Excerpt from a dataset:
'''
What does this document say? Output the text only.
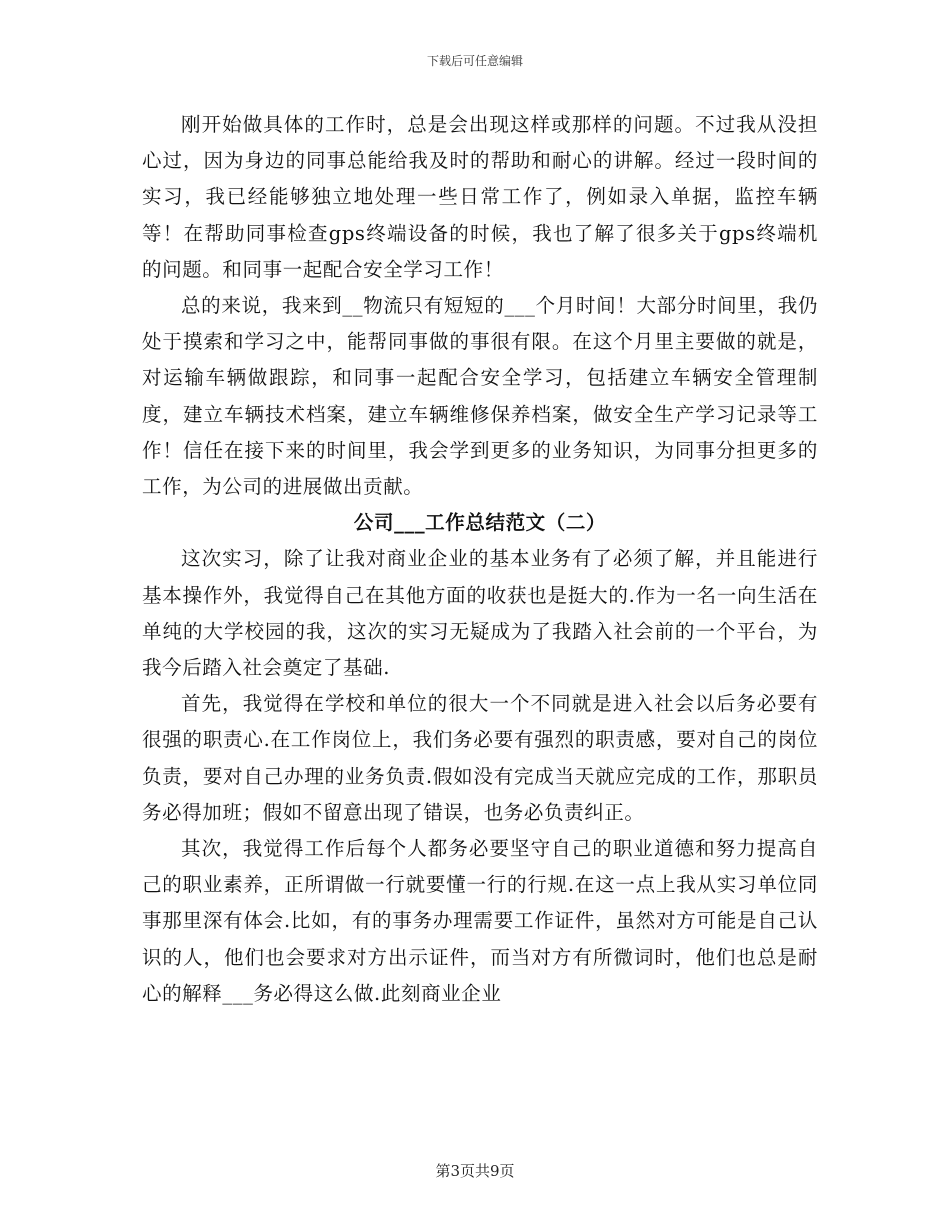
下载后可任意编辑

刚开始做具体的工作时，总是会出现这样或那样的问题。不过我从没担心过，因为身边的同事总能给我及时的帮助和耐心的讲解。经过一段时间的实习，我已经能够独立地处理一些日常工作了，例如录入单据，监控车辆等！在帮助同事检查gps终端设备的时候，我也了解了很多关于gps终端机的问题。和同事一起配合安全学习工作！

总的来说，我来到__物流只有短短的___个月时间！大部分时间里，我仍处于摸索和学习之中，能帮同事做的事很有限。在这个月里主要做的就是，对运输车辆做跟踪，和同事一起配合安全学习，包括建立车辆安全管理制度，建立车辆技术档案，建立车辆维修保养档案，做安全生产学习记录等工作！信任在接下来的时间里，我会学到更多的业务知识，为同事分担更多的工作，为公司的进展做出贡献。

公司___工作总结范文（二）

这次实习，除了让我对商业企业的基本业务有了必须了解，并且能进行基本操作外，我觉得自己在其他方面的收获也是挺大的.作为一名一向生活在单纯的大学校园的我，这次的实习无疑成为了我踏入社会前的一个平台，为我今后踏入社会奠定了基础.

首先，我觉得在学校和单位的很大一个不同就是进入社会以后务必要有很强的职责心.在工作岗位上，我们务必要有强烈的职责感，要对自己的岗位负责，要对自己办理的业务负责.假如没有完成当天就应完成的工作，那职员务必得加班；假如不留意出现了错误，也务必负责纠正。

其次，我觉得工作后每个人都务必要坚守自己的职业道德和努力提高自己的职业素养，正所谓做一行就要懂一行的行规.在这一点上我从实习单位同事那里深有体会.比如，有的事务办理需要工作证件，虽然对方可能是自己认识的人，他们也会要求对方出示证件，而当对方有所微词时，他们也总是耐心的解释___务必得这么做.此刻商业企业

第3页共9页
'''
'''
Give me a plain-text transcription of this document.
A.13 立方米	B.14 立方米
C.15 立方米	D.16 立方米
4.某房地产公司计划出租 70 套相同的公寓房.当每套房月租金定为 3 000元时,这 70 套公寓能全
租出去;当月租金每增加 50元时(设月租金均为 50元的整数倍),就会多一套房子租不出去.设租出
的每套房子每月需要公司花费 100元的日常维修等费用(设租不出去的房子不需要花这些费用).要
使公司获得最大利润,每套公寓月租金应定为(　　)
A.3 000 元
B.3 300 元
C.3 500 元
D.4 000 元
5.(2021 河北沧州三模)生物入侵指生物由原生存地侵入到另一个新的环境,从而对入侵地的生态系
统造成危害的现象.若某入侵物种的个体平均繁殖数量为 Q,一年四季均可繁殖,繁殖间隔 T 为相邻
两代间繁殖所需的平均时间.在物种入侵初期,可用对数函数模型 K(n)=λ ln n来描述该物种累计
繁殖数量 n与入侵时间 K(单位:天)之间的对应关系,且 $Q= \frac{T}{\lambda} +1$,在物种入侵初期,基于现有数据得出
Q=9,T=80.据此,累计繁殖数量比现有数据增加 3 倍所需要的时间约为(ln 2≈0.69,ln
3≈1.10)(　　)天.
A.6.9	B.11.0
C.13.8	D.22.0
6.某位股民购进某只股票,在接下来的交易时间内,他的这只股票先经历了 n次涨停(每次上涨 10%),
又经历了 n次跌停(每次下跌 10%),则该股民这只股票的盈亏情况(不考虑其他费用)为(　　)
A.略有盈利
'''
'''
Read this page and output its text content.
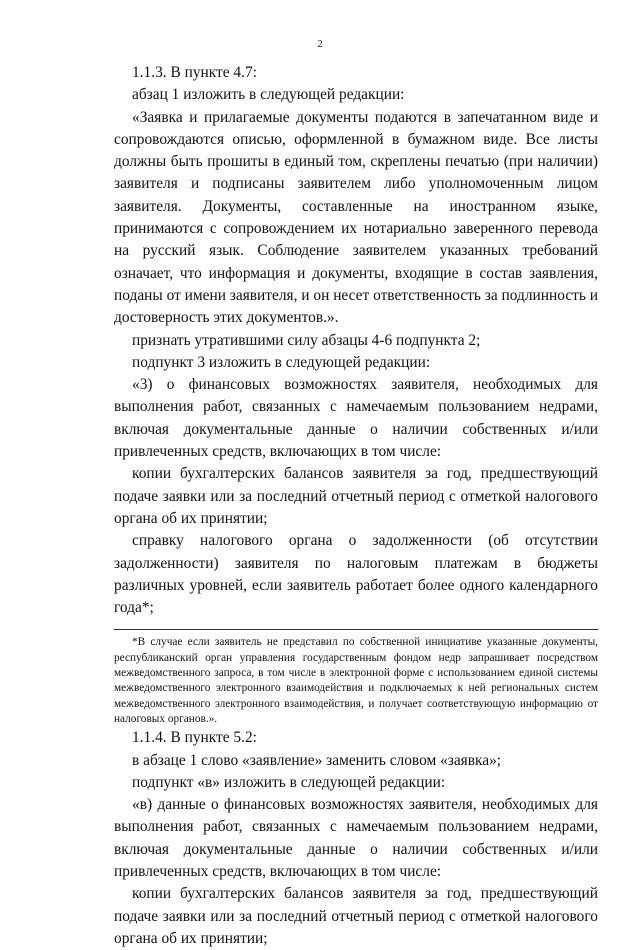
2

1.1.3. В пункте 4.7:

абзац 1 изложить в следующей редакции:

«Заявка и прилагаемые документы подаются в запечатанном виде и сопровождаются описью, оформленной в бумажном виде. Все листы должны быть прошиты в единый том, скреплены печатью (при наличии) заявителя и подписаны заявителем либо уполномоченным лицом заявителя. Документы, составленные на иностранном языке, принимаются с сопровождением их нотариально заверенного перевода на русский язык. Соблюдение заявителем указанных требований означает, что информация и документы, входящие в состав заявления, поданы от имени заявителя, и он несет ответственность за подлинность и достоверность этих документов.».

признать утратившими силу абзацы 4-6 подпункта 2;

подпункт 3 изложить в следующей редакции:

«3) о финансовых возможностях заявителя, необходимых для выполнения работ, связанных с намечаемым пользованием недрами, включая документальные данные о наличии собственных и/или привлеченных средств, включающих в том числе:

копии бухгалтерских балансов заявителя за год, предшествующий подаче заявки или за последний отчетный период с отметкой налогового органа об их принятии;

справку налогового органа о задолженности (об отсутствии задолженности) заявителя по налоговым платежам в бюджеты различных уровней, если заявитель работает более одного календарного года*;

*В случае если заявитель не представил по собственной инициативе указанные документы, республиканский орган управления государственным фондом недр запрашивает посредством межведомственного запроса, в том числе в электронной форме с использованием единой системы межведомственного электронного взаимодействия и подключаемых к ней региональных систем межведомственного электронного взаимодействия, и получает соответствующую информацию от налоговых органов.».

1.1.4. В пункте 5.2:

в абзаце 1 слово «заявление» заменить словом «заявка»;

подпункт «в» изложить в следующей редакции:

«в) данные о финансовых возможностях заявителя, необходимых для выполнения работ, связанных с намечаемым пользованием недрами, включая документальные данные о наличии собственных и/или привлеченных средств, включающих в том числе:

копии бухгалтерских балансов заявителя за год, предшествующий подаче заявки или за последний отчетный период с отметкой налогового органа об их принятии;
'''
## The problem
From the material above, copy each line that includes the word "заявитель".

## Complete output
справку налогового органа о задолженности (об отсутствии задолженности) заявителя по налоговым платежам в бюджеты различных уровней, если заявитель работает более одного календарного года*;
*В случае если заявитель не представил по собственной инициативе указанные документы, республиканский орган управления государственным фондом недр запрашивает посредством межведомственного запроса, в том числе в электронной форме с использованием единой системы межведомственного электронного взаимодействия и подключаемых к ней региональных систем межведомственного электронного взаимодействия, и получает соответствующую информацию от налоговых органов.».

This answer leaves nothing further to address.